— start of Listed records —

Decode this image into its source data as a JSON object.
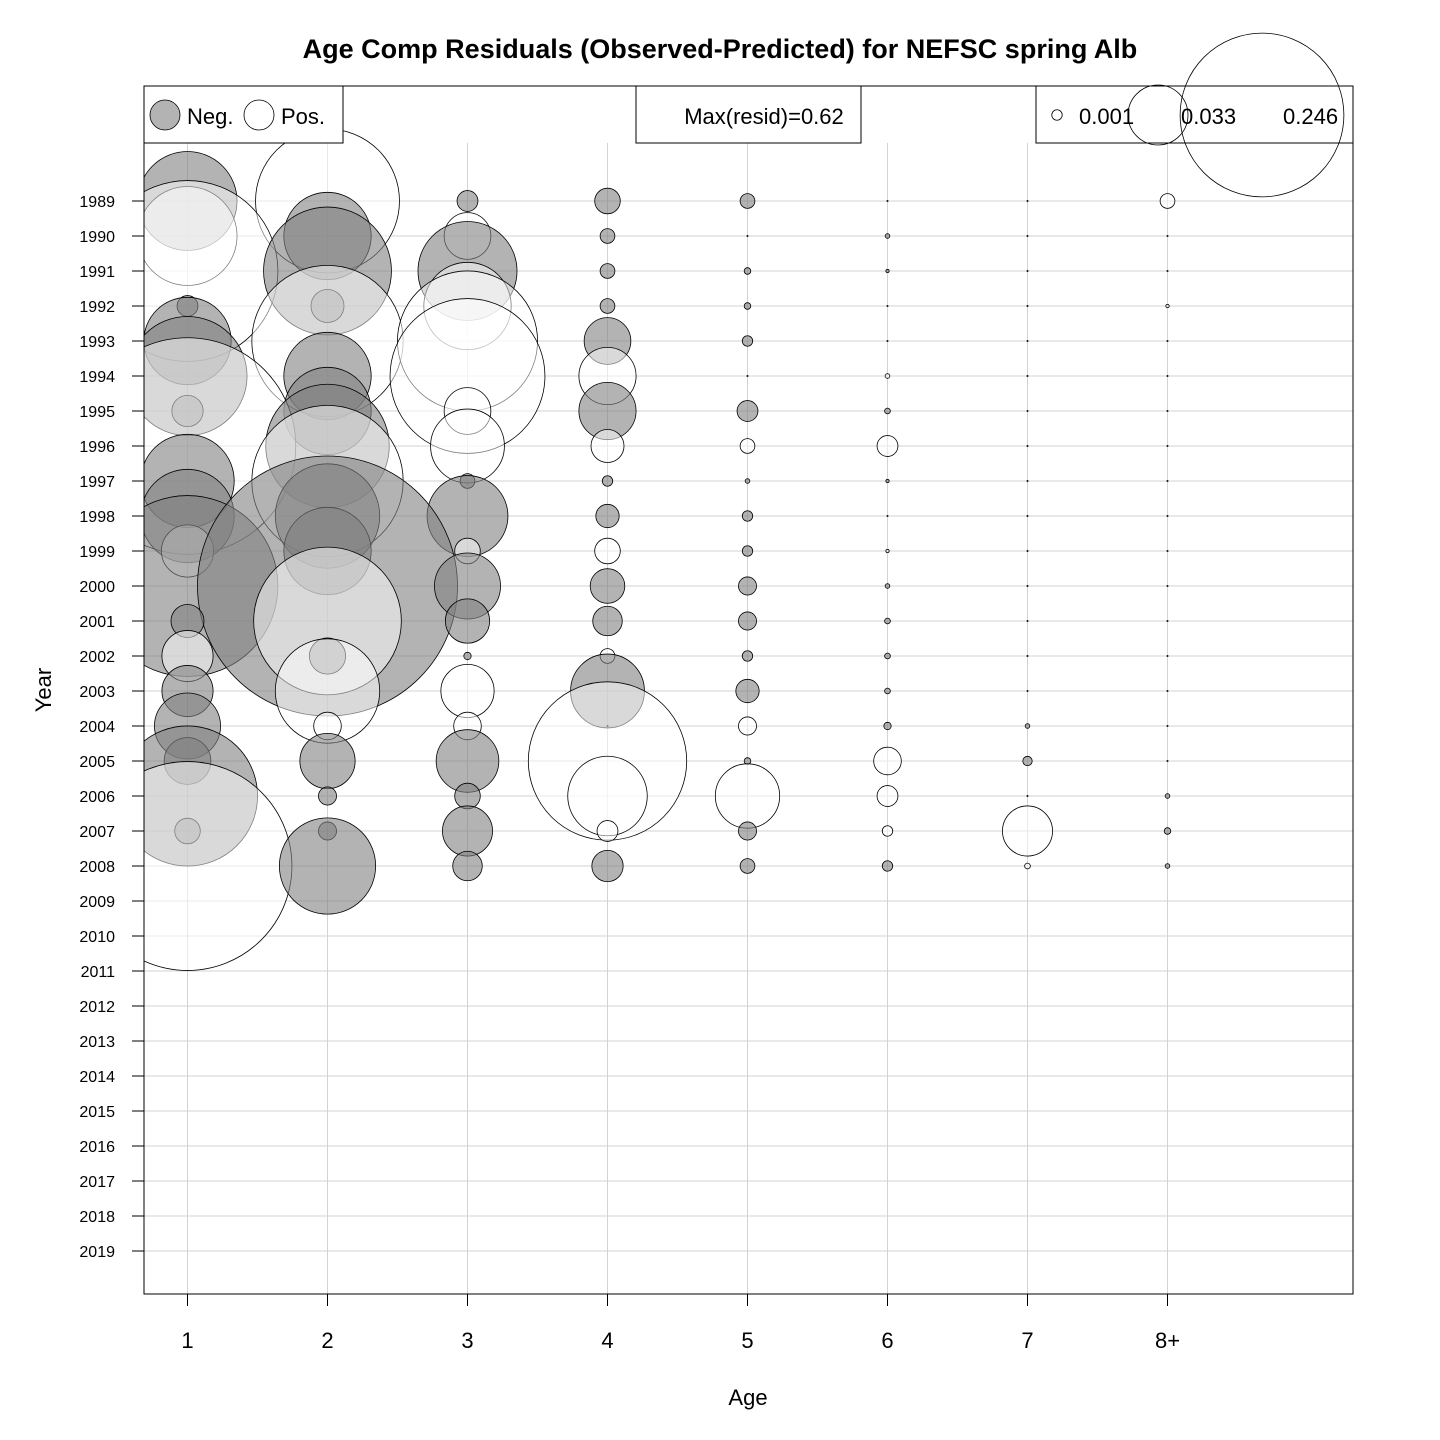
{
  "chart_data": {
    "type": "scatter",
    "subtype": "bubble",
    "title": "Age Comp Residuals (Observed-Predicted) for NEFSC spring Alb",
    "xlabel": "Age",
    "ylabel": "Year",
    "x_categories": [
      "1",
      "2",
      "3",
      "4",
      "5",
      "6",
      "7",
      "8+"
    ],
    "years": [
      "1989",
      "1990",
      "1991",
      "1992",
      "1993",
      "1994",
      "1995",
      "1996",
      "1997",
      "1998",
      "1999",
      "2000",
      "2001",
      "2002",
      "2003",
      "2004",
      "2005",
      "2006",
      "2007",
      "2008",
      "2009",
      "2010",
      "2011",
      "2012",
      "2013",
      "2014",
      "2015",
      "2016",
      "2017",
      "2018",
      "2019"
    ],
    "grid": true,
    "legend_sign": {
      "neg_label": "Neg.",
      "pos_label": "Pos.",
      "placement": "top-left"
    },
    "max_resid_label": "Max(resid)=0.62",
    "max_resid": 0.62,
    "legend_sizes": [
      {
        "label": "0.001",
        "value": 0.001
      },
      {
        "label": "0.033",
        "value": 0.033
      },
      {
        "label": "0.246",
        "value": 0.246
      }
    ],
    "colors": {
      "negative_fill": "#808080",
      "positive_fill": "#ffffff",
      "stroke": "#000000",
      "grid": "#d3d3d3"
    },
    "residuals": [
      {
        "year": "1989",
        "values": [
          -0.09,
          0.19,
          -0.004,
          -0.006,
          -0.002,
          0.0,
          0.0,
          0.002
        ]
      },
      {
        "year": "1990",
        "values": [
          0.09,
          -0.07,
          0.02,
          -0.002,
          0.0,
          -0.0002,
          0.0,
          0.0
        ]
      },
      {
        "year": "1991",
        "values": [
          0.3,
          -0.15,
          -0.09,
          -0.002,
          -0.0004,
          -0.0001,
          0.0,
          0.0
        ]
      },
      {
        "year": "1992",
        "values": [
          -0.004,
          -0.01,
          0.07,
          -0.002,
          -0.0004,
          0.0,
          0.0,
          0.0001
        ]
      },
      {
        "year": "1993",
        "values": [
          -0.07,
          0.21,
          0.18,
          -0.02,
          -0.001,
          0.0,
          0.0,
          0.0
        ]
      },
      {
        "year": "1994",
        "values": [
          -0.13,
          -0.07,
          0.22,
          0.03,
          0.0,
          0.0002,
          0.0,
          0.0
        ]
      },
      {
        "year": "1995",
        "values": [
          -0.009,
          -0.07,
          0.02,
          -0.03,
          -0.004,
          -0.0003,
          0.0,
          0.0
        ]
      },
      {
        "year": "1996",
        "values": [
          0.43,
          -0.14,
          0.05,
          0.01,
          0.002,
          0.004,
          0.0,
          0.0
        ]
      },
      {
        "year": "1997",
        "values": [
          -0.08,
          0.21,
          -0.002,
          -0.001,
          -0.0002,
          -0.0001,
          0.0,
          0.0
        ]
      },
      {
        "year": "1998",
        "values": [
          -0.08,
          -0.1,
          -0.06,
          -0.005,
          -0.001,
          0.0,
          0.0,
          0.0
        ]
      },
      {
        "year": "1999",
        "values": [
          0.025,
          -0.07,
          0.006,
          0.006,
          -0.001,
          0.0001,
          0.0,
          0.0
        ]
      },
      {
        "year": "2000",
        "values": [
          -0.3,
          -0.62,
          -0.04,
          -0.011,
          -0.003,
          -0.0002,
          0.0,
          0.0
        ]
      },
      {
        "year": "2001",
        "values": [
          -0.01,
          0.2,
          -0.018,
          -0.008,
          -0.003,
          -0.0003,
          0.0,
          0.0
        ]
      },
      {
        "year": "2002",
        "values": [
          0.024,
          -0.012,
          -0.0005,
          0.002,
          -0.001,
          -0.0003,
          0.0,
          0.0
        ]
      },
      {
        "year": "2003",
        "values": [
          -0.024,
          0.1,
          0.026,
          -0.05,
          -0.005,
          -0.0003,
          0.0,
          0.0
        ]
      },
      {
        "year": "2004",
        "values": [
          -0.04,
          0.007,
          0.007,
          0.0,
          0.003,
          -0.0005,
          -0.0002,
          0.0
        ]
      },
      {
        "year": "2005",
        "values": [
          -0.02,
          -0.028,
          -0.036,
          0.23,
          -0.0004,
          0.007,
          -0.0008,
          0.0
        ]
      },
      {
        "year": "2006",
        "values": [
          -0.18,
          -0.003,
          -0.006,
          0.058,
          0.038,
          0.004,
          0.0,
          -0.0002
        ]
      },
      {
        "year": "2007",
        "values": [
          -0.006,
          -0.003,
          -0.023,
          0.004,
          -0.003,
          0.001,
          0.023,
          -0.0004
        ]
      },
      {
        "year": "2008",
        "values": [
          0.4,
          -0.085,
          -0.008,
          -0.009,
          -0.002,
          -0.001,
          0.0003,
          -0.0002
        ]
      }
    ]
  }
}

— end of Listed records —

Required work → Repeat each entry exactly. Pictures do not belong in the copy.

Result →
Decode this image into its source data as a JSON object.
{
  "chart_data": {
    "type": "scatter",
    "subtype": "bubble",
    "title": "Age Comp Residuals (Observed-Predicted) for NEFSC spring Alb",
    "xlabel": "Age",
    "ylabel": "Year",
    "x_categories": [
      "1",
      "2",
      "3",
      "4",
      "5",
      "6",
      "7",
      "8+"
    ],
    "years": [
      "1989",
      "1990",
      "1991",
      "1992",
      "1993",
      "1994",
      "1995",
      "1996",
      "1997",
      "1998",
      "1999",
      "2000",
      "2001",
      "2002",
      "2003",
      "2004",
      "2005",
      "2006",
      "2007",
      "2008",
      "2009",
      "2010",
      "2011",
      "2012",
      "2013",
      "2014",
      "2015",
      "2016",
      "2017",
      "2018",
      "2019"
    ],
    "grid": true,
    "legend_sign": {
      "neg_label": "Neg.",
      "pos_label": "Pos.",
      "placement": "top-left"
    },
    "max_resid_label": "Max(resid)=0.62",
    "max_resid": 0.62,
    "legend_sizes": [
      {
        "label": "0.001",
        "value": 0.001
      },
      {
        "label": "0.033",
        "value": 0.033
      },
      {
        "label": "0.246",
        "value": 0.246
      }
    ],
    "colors": {
      "negative_fill": "#808080",
      "positive_fill": "#ffffff",
      "stroke": "#000000",
      "grid": "#d3d3d3"
    },
    "residuals": [
      {
        "year": "1989",
        "values": [
          -0.09,
          0.19,
          -0.004,
          -0.006,
          -0.002,
          0.0,
          0.0,
          0.002
        ]
      },
      {
        "year": "1990",
        "values": [
          0.09,
          -0.07,
          0.02,
          -0.002,
          0.0,
          -0.0002,
          0.0,
          0.0
        ]
      },
      {
        "year": "1991",
        "values": [
          0.3,
          -0.15,
          -0.09,
          -0.002,
          -0.0004,
          -0.0001,
          0.0,
          0.0
        ]
      },
      {
        "year": "1992",
        "values": [
          -0.004,
          -0.01,
          0.07,
          -0.002,
          -0.0004,
          0.0,
          0.0,
          0.0001
        ]
      },
      {
        "year": "1993",
        "values": [
          -0.07,
          0.21,
          0.18,
          -0.02,
          -0.001,
          0.0,
          0.0,
          0.0
        ]
      },
      {
        "year": "1994",
        "values": [
          -0.13,
          -0.07,
          0.22,
          0.03,
          0.0,
          0.0002,
          0.0,
          0.0
        ]
      },
      {
        "year": "1995",
        "values": [
          -0.009,
          -0.07,
          0.02,
          -0.03,
          -0.004,
          -0.0003,
          0.0,
          0.0
        ]
      },
      {
        "year": "1996",
        "values": [
          0.43,
          -0.14,
          0.05,
          0.01,
          0.002,
          0.004,
          0.0,
          0.0
        ]
      },
      {
        "year": "1997",
        "values": [
          -0.08,
          0.21,
          -0.002,
          -0.001,
          -0.0002,
          -0.0001,
          0.0,
          0.0
        ]
      },
      {
        "year": "1998",
        "values": [
          -0.08,
          -0.1,
          -0.06,
          -0.005,
          -0.001,
          0.0,
          0.0,
          0.0
        ]
      },
      {
        "year": "1999",
        "values": [
          0.025,
          -0.07,
          0.006,
          0.006,
          -0.001,
          0.0001,
          0.0,
          0.0
        ]
      },
      {
        "year": "2000",
        "values": [
          -0.3,
          -0.62,
          -0.04,
          -0.011,
          -0.003,
          -0.0002,
          0.0,
          0.0
        ]
      },
      {
        "year": "2001",
        "values": [
          -0.01,
          0.2,
          -0.018,
          -0.008,
          -0.003,
          -0.0003,
          0.0,
          0.0
        ]
      },
      {
        "year": "2002",
        "values": [
          0.024,
          -0.012,
          -0.0005,
          0.002,
          -0.001,
          -0.0003,
          0.0,
          0.0
        ]
      },
      {
        "year": "2003",
        "values": [
          -0.024,
          0.1,
          0.026,
          -0.05,
          -0.005,
          -0.0003,
          0.0,
          0.0
        ]
      },
      {
        "year": "2004",
        "values": [
          -0.04,
          0.007,
          0.007,
          0.0,
          0.003,
          -0.0005,
          -0.0002,
          0.0
        ]
      },
      {
        "year": "2005",
        "values": [
          -0.02,
          -0.028,
          -0.036,
          0.23,
          -0.0004,
          0.007,
          -0.0008,
          0.0
        ]
      },
      {
        "year": "2006",
        "values": [
          -0.18,
          -0.003,
          -0.006,
          0.058,
          0.038,
          0.004,
          0.0,
          -0.0002
        ]
      },
      {
        "year": "2007",
        "values": [
          -0.006,
          -0.003,
          -0.023,
          0.004,
          -0.003,
          0.001,
          0.023,
          -0.0004
        ]
      },
      {
        "year": "2008",
        "values": [
          0.4,
          -0.085,
          -0.008,
          -0.009,
          -0.002,
          -0.001,
          0.0003,
          -0.0002
        ]
      }
    ]
  }
}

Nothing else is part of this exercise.